[GIVEN REQUEST]: Single out the lines of the material that contain "invoiceNumber" and copy them.

[Data items]
⁂

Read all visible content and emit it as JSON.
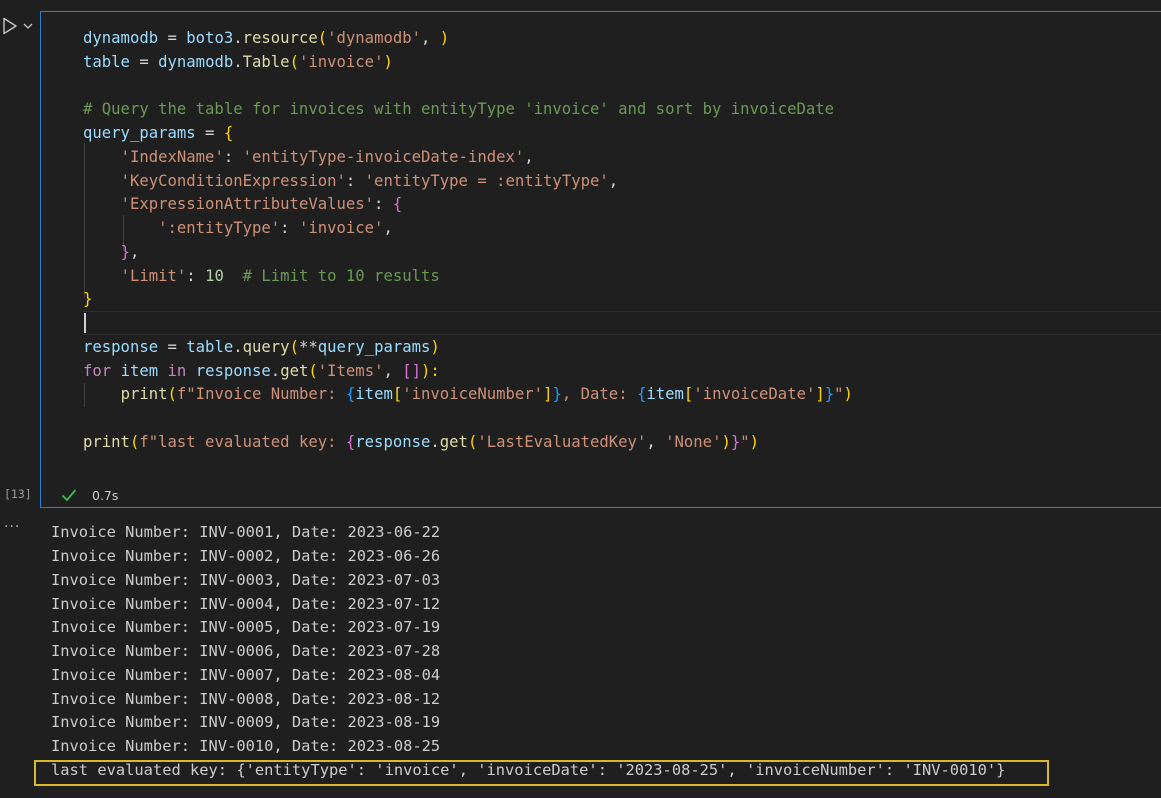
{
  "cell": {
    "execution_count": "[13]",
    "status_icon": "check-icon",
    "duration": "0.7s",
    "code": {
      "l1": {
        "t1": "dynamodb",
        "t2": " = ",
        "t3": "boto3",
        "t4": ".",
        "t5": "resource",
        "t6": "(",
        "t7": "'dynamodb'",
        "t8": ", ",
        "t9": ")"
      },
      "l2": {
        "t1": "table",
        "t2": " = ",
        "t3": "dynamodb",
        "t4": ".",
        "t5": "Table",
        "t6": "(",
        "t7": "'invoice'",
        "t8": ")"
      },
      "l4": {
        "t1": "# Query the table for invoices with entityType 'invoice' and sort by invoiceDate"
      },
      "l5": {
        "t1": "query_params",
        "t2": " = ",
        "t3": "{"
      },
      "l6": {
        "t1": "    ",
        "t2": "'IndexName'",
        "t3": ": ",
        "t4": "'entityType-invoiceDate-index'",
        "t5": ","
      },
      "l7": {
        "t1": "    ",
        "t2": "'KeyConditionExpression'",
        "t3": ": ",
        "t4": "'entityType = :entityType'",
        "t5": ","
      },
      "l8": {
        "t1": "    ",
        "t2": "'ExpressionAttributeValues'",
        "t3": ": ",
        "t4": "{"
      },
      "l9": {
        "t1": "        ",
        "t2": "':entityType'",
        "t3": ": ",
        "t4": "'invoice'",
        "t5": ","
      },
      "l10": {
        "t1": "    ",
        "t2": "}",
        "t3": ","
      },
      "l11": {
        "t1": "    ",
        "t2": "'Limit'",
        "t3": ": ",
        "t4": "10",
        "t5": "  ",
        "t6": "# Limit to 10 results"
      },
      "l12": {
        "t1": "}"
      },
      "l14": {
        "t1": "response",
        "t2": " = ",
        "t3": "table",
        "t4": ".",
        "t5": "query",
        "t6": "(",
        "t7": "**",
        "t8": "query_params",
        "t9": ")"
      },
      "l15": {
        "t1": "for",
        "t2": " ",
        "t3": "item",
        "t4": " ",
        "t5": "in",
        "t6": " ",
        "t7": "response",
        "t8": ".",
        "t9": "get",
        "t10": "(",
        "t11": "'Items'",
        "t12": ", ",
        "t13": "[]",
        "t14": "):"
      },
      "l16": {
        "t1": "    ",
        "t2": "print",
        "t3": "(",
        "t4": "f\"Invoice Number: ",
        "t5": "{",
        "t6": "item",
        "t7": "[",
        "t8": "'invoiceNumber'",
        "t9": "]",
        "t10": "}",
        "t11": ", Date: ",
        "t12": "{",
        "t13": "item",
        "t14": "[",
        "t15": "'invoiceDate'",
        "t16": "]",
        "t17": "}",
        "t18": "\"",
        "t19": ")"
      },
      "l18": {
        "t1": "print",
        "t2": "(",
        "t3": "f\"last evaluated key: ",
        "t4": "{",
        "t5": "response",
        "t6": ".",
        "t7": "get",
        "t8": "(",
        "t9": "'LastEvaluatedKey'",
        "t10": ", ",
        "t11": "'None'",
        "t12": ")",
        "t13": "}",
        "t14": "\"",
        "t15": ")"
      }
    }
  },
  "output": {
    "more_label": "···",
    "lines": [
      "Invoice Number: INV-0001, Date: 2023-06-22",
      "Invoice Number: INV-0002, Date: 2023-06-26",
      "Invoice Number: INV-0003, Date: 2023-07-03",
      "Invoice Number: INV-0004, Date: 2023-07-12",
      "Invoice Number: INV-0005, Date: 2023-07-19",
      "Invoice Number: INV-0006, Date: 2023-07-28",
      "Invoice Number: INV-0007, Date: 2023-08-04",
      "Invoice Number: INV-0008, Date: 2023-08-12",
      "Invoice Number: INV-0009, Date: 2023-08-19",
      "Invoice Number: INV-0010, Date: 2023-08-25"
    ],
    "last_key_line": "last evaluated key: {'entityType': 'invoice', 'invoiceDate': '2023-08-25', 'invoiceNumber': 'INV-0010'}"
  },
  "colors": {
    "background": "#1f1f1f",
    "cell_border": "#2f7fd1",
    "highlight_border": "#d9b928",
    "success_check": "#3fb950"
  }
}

⁂

[FINISHED ANSWER]:
        "t8": "'invoiceNumber'",
    "last_key_line": "last evaluated key: {'entityType': 'invoice', 'invoiceDate': '2023-08-25', 'invoiceNumber': 'INV-0010'}"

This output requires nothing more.